------ MATERIAL FOR THIS TASK ------

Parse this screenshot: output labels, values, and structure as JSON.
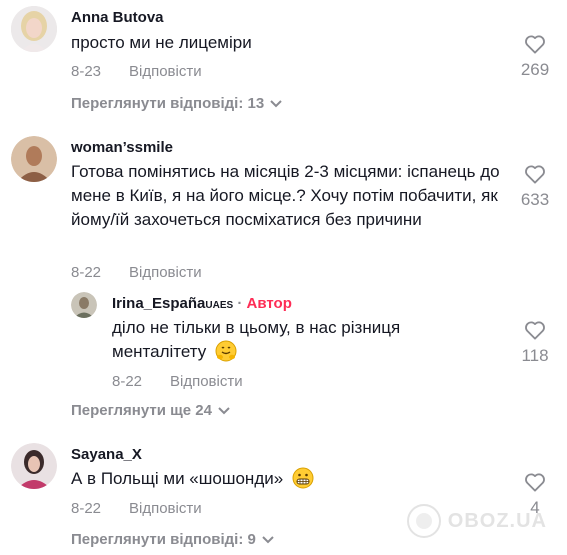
{
  "comments": [
    {
      "username": "Anna Butova",
      "text": "просто ми не лицеміри",
      "date": "8-23",
      "reply_label": "Відповісти",
      "likes": "269",
      "view_replies": "Переглянути відповіді: 13"
    },
    {
      "username": "woman’ssmile",
      "text": "Готова помінятись на місяців 2-3 місцями: іспанець до мене в Київ, я на його місце.? Хочу потім побачити, як йому/їй захочеться посміхатися без причини",
      "date": "8-22",
      "reply_label": "Відповісти",
      "likes": "633",
      "reply": {
        "username": "Irina_España",
        "flag_suffix": "UAES",
        "separator": "·",
        "author_label": "Автор",
        "text": "діло не тільки в цьому, в нас різниця менталітету",
        "date": "8-22",
        "reply_label": "Відповісти",
        "likes": "118"
      },
      "view_more": "Переглянути ще 24"
    },
    {
      "username": "Sayana_X",
      "text": "А в Польщі ми «шошонди»",
      "date": "8-22",
      "reply_label": "Відповісти",
      "likes": "4",
      "view_replies": "Переглянути відповіді: 9"
    }
  ],
  "watermark": "OBOZ.UA"
}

------

PROMPT: From the entries above, output every line exactly and omit any image.

THE OUTPUT:
Parse this screenshot: output labels, values, and structure as JSON.
{
  "comments": [
    {
      "username": "Anna Butova",
      "text": "просто ми не лицеміри",
      "date": "8-23",
      "reply_label": "Відповісти",
      "likes": "269",
      "view_replies": "Переглянути відповіді: 13"
    },
    {
      "username": "woman’ssmile",
      "text": "Готова помінятись на місяців 2-3 місцями: іспанець до мене в Київ, я на його місце.? Хочу потім побачити, як йому/їй захочеться посміхатися без причини",
      "date": "8-22",
      "reply_label": "Відповісти",
      "likes": "633",
      "reply": {
        "username": "Irina_España",
        "flag_suffix": "UAES",
        "separator": "·",
        "author_label": "Автор",
        "text": "діло не тільки в цьому, в нас різниця менталітету",
        "date": "8-22",
        "reply_label": "Відповісти",
        "likes": "118"
      },
      "view_more": "Переглянути ще 24"
    },
    {
      "username": "Sayana_X",
      "text": "А в Польщі ми «шошонди»",
      "date": "8-22",
      "reply_label": "Відповісти",
      "likes": "4",
      "view_replies": "Переглянути відповіді: 9"
    }
  ],
  "watermark": "OBOZ.UA"
}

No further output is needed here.